- [Exercise brief]: Select from the data all lines with the word "independiente".

____ Exercise material

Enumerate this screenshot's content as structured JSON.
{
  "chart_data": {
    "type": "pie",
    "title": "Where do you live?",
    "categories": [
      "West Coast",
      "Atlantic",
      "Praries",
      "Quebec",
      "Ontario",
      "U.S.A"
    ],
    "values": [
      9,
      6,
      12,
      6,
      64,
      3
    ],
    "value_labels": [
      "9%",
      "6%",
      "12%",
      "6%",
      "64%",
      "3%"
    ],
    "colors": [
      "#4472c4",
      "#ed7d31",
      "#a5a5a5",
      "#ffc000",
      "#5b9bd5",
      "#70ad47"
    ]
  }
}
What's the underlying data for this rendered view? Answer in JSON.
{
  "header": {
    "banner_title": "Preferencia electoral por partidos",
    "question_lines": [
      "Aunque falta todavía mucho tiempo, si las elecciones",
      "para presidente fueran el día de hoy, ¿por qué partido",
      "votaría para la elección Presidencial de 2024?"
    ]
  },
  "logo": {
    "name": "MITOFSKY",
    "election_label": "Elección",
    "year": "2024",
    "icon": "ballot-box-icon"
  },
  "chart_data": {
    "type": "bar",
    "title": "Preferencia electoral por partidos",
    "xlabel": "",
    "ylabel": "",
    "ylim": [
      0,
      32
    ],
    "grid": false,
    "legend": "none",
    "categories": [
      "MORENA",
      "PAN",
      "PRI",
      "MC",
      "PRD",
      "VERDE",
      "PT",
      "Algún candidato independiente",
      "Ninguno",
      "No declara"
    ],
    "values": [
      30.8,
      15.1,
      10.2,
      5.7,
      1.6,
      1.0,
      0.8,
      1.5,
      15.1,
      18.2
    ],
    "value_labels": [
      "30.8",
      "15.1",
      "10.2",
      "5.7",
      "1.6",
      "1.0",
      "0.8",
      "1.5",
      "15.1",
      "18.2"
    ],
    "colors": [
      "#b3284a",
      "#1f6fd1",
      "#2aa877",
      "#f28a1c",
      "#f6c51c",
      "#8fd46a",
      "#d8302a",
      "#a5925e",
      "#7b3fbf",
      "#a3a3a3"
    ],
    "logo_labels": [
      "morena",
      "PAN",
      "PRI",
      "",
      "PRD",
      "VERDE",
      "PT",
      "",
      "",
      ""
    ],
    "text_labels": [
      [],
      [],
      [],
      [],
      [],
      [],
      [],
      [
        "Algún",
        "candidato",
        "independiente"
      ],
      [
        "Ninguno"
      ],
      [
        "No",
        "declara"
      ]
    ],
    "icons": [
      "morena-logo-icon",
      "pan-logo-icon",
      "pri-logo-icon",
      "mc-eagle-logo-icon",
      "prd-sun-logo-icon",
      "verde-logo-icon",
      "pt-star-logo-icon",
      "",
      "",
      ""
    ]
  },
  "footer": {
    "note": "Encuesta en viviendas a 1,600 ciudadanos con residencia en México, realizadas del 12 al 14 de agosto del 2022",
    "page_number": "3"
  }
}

________

- [Expected output]:
      "Algún candidato independiente",
        "independiente"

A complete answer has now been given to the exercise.